▶ _Goal_
Tally how many lines of these entries hold the string "Heapsort". Return the number alone.

--- Stored records ---

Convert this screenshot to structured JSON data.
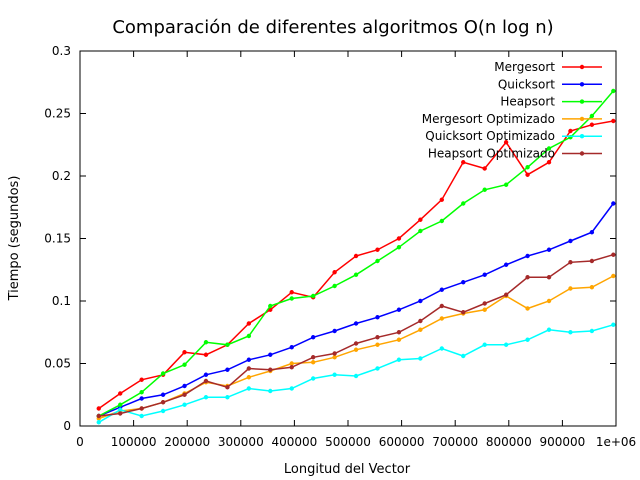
{
  "chart_data": {
    "type": "line",
    "title": "Comparación de diferentes algoritmos O(n log n)",
    "xlabel": "Longitud del Vector",
    "ylabel": "Tiempo (segundos)",
    "xlim": [
      0,
      1000000
    ],
    "ylim": [
      0,
      0.3
    ],
    "x_ticks": [
      {
        "value": 0,
        "label": "0"
      },
      {
        "value": 100000,
        "label": "100000"
      },
      {
        "value": 200000,
        "label": "200000"
      },
      {
        "value": 300000,
        "label": "300000"
      },
      {
        "value": 400000,
        "label": "400000"
      },
      {
        "value": 500000,
        "label": "500000"
      },
      {
        "value": 600000,
        "label": "600000"
      },
      {
        "value": 700000,
        "label": "700000"
      },
      {
        "value": 800000,
        "label": "800000"
      },
      {
        "value": 900000,
        "label": "900000"
      },
      {
        "value": 1000000,
        "label": "1e+06"
      }
    ],
    "y_ticks": [
      {
        "value": 0,
        "label": "0"
      },
      {
        "value": 0.05,
        "label": "0.05"
      },
      {
        "value": 0.1,
        "label": "0.1"
      },
      {
        "value": 0.15,
        "label": "0.15"
      },
      {
        "value": 0.2,
        "label": "0.2"
      },
      {
        "value": 0.25,
        "label": "0.25"
      },
      {
        "value": 0.3,
        "label": "0.3"
      }
    ],
    "grid": false,
    "legend_position": "top-right",
    "x": [
      35000,
      75000,
      115000,
      155000,
      195000,
      235000,
      275000,
      315000,
      355000,
      395000,
      435000,
      475000,
      515000,
      555000,
      595000,
      635000,
      675000,
      715000,
      755000,
      795000,
      835000,
      875000,
      915000,
      955000,
      995000
    ],
    "series": [
      {
        "name": "Mergesort",
        "color": "#ff0000",
        "values": [
          0.014,
          0.026,
          0.037,
          0.041,
          0.059,
          0.057,
          0.065,
          0.082,
          0.093,
          0.107,
          0.103,
          0.123,
          0.136,
          0.141,
          0.15,
          0.165,
          0.181,
          0.211,
          0.206,
          0.227,
          0.201,
          0.211,
          0.236,
          0.241,
          0.244
        ]
      },
      {
        "name": "Quicksort",
        "color": "#0000ff",
        "values": [
          0.008,
          0.015,
          0.022,
          0.025,
          0.032,
          0.041,
          0.045,
          0.053,
          0.057,
          0.063,
          0.071,
          0.076,
          0.082,
          0.087,
          0.093,
          0.1,
          0.109,
          0.115,
          0.121,
          0.129,
          0.136,
          0.141,
          0.148,
          0.155,
          0.178
        ]
      },
      {
        "name": "Heapsort",
        "color": "#00ff00",
        "values": [
          0.008,
          0.017,
          0.027,
          0.042,
          0.049,
          0.067,
          0.065,
          0.072,
          0.096,
          0.102,
          0.104,
          0.112,
          0.121,
          0.132,
          0.143,
          0.156,
          0.164,
          0.178,
          0.189,
          0.193,
          0.207,
          0.222,
          0.231,
          0.248,
          0.268
        ]
      },
      {
        "name": "Mergesort Optimizado",
        "color": "#ffa500",
        "values": [
          0.006,
          0.012,
          0.014,
          0.019,
          0.026,
          0.035,
          0.032,
          0.039,
          0.044,
          0.05,
          0.051,
          0.055,
          0.061,
          0.065,
          0.069,
          0.077,
          0.086,
          0.09,
          0.093,
          0.104,
          0.094,
          0.1,
          0.11,
          0.111,
          0.12
        ]
      },
      {
        "name": "Quicksort Optimizado",
        "color": "#00ffff",
        "values": [
          0.003,
          0.013,
          0.008,
          0.012,
          0.017,
          0.023,
          0.023,
          0.03,
          0.028,
          0.03,
          0.038,
          0.041,
          0.04,
          0.046,
          0.053,
          0.054,
          0.062,
          0.056,
          0.065,
          0.065,
          0.069,
          0.077,
          0.075,
          0.076,
          0.081
        ]
      },
      {
        "name": "Heapsort Optimizado",
        "color": "#a52a2a",
        "values": [
          0.008,
          0.01,
          0.014,
          0.019,
          0.025,
          0.036,
          0.031,
          0.046,
          0.045,
          0.047,
          0.055,
          0.058,
          0.066,
          0.071,
          0.075,
          0.084,
          0.096,
          0.091,
          0.098,
          0.105,
          0.119,
          0.119,
          0.131,
          0.132,
          0.137
        ]
      }
    ]
  }
}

---

▶ _Completed exercise_
2